PAGE

BACKGROUND OF THE DISCLOSURE
[0003] Data processing systems often operate in a client-server
relationship, communicating over a communication network. Systems
acting as servers provide resources or services to systems acting
as clients. A data processing system may include some processes
acting as clients and other processes acting as servers. A client
server pair may be in the same data processing system or in
different data processing systems. Examples of clients include web
browsers and email clients. Examples of servers include web servers
and file servers. Examples of networks used by clients and servers
to communicate include the public Internet and privates
intranets.
[0004] A process in a data processing system may operate as a proxy
server that is, an intermediary for requests from clients seeking
resources from other servers. A client typically connects to the
proxy server and requests a service or resource that is provided by
a different server. The proxy server typically provides the
requested resource by connecting to the appropriate server and
requesting the service on behalf of the client.
[0005] A forward proxy is an intermediate system that enables a
local client to connect to a remote server. A forward proxy may
also be used to cache data, reducing load on the networks between
the forward proxy and the remote server. Such a forward proxy
server may also be referred to as a "client cache."
[0006] A reverse proxy is a server system that is capable of
serving resources sourced from other servers making, the resources
look like they originated at the reverse proxy. A reverse proxy may
act as a cache for slower backend servers. A reverse proxy may also
enable resources served using different server systems or
architectures to coexist inside a common URL space.
[0007] Either a forward proxy or a reverse proxy may provide
authentication or other security services for a client requesting a
resource. Some client requests pass through both a forward proxy
and a reverse proxy in obtaining the requested resource from the
resource server.
SUMMARY OF THE DISCLOSURE
[0008] Various embodiments include a data processing system,
method, and computer readable medium. A method for providing
centralized communication services to a plurality of client
applications includes caching one or more responses to a first
plurality of requests received from a plurality of client
applications. The method also includes mapping one or more of a
second plurality of requests received from the plurality of client
applications to one or more forward proxy servers. The method
further includes sending two or more of the second plurality of
requests to one of the one or more forward proxy servers via a
single HTTP channel. The method also includes obtaining in the
communication server responses to one or more authentication
challenges received from the one or more forward proxy servers in
response to one or more of the second plurality of requests.
[0009] Other embodiments include other features, and include data
processing systems particularly configured to perform certain
processes as described herein, and include computer-readable
storage mediums encoded with computer-executable instructions that,
when executed, cause a data processing system to perform processes
as described herein.
[0010] The foregoing has outlined rather broadly the features and
technical advantages of the present disclosure so that those
skilled in the art may better understand the detailed description
that follows. Additional features and advantages of the disclosure
will be described hereinafter that form the subject of the claims.

PROBLEMS
**a)** Repeat the stretch of the proxy server passage from "[0009] Other embodiments" through "as described herein.", word for word.
**b)** Carry on writing the proxy server passage, picking up right after its final sentence.
The records that come next have no connection to the proxy server passage.

EXCERPTED RECORDS
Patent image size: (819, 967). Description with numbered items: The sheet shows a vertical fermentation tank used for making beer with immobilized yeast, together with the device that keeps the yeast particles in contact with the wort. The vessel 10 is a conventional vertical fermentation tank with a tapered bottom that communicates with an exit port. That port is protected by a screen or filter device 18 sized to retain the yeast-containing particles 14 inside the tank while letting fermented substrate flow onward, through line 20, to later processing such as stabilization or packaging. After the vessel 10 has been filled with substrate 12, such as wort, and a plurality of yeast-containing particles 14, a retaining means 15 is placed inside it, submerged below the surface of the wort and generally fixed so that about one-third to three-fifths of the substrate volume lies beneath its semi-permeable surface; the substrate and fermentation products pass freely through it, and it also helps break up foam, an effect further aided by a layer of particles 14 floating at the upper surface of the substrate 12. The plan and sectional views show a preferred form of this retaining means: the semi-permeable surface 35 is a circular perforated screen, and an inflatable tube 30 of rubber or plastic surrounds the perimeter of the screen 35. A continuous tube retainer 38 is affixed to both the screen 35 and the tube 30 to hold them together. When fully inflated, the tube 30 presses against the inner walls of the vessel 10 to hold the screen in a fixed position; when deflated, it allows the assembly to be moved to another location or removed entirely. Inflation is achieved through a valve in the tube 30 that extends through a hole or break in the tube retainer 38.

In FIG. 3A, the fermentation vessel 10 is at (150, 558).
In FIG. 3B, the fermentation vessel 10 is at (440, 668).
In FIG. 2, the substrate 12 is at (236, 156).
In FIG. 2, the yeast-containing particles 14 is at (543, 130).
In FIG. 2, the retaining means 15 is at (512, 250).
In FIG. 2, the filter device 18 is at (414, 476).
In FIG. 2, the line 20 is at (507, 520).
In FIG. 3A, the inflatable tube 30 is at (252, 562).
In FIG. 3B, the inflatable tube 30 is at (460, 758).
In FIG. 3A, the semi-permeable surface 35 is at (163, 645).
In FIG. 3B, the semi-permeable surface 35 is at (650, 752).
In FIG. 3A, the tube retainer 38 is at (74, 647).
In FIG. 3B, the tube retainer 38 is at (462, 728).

ANSWERS FOR THE TASKS
**a)**
[0009] Other embodiments include other features, and include data
processing systems particularly configured to perform certain
processes as described herein, and include computer-readable
storage mediums encoded with computer-executable instructions that,
when executed, cause a data processing system to perform processes
as described herein.

**b)**
Those skilled in the art will appreciate that they may readily use
the conception and the specific embodiment disclosed as a basis for
modifying or designing other structures for carrying out the same
purposes of the present disclosure. Those skilled in the art will
also realize that such equivalent constructions do not depart from
the spirit and scope of the disclosure in its broadest form.
[0011] Before undertaking the DETAILED DESCRIPTION below, it may be
advantageous to set forth definitions of certain words or phrases
used throughout this patent document: the terms "include" and
"comprise," as well as derivatives thereof, mean inclusion without
limitation; the term "or" is inclusive, meaning and/or; the phrases
"associated with" and "associated therewith," as well as
derivatives thereof, may mean to include, be included within,
interconnect with, contain, be contained within, connect to or
with, couple to or with, be communicable with, cooperate with,
interleave, juxtapose, be proximate to, be bound to or with, have,
have a property of, or the like; and the term "controller" means
any device, system or part thereof that controls at least one
operation, whether such a device is implemented in hardware,
firmware, software or some combination of at least two of the same.
It should be noted that the functionality associated with any
particular controller may be centralized or distributed, whether
locally or remotely. Definitions for certain words and phrases are
provided throughout this patent document, and those of ordinary
skill in the art will understand that such definitions apply in
many, if not most, instances to prior as well as future uses of
such defined words and phrases. While some terms may include a wide
variety of embodiments, the appended claims may expressly limit
these terms to specific embodiments.
BRIEF DESCRIPTION OF THE DRAWINGS
[0012] For a more complete understanding of the present disclosure,
and the advantages thereof, reference is now made to the following
descriptions taken in conjunction with the accompanying drawings,
wherein like numbers designate like objects, and in which:
[0013] FIG. 1 depicts a block diagram of a data processing system
in which an embodiment can be implemented;
[0014] FIG. 2 depicts a block diagram of a system according to the
disclosure;
[0015] FIGS. 3A and 3B depict a process in accordance with the
disclosure; and
[0016] FIG. 4 depicts a process in accordance with the
disclosure.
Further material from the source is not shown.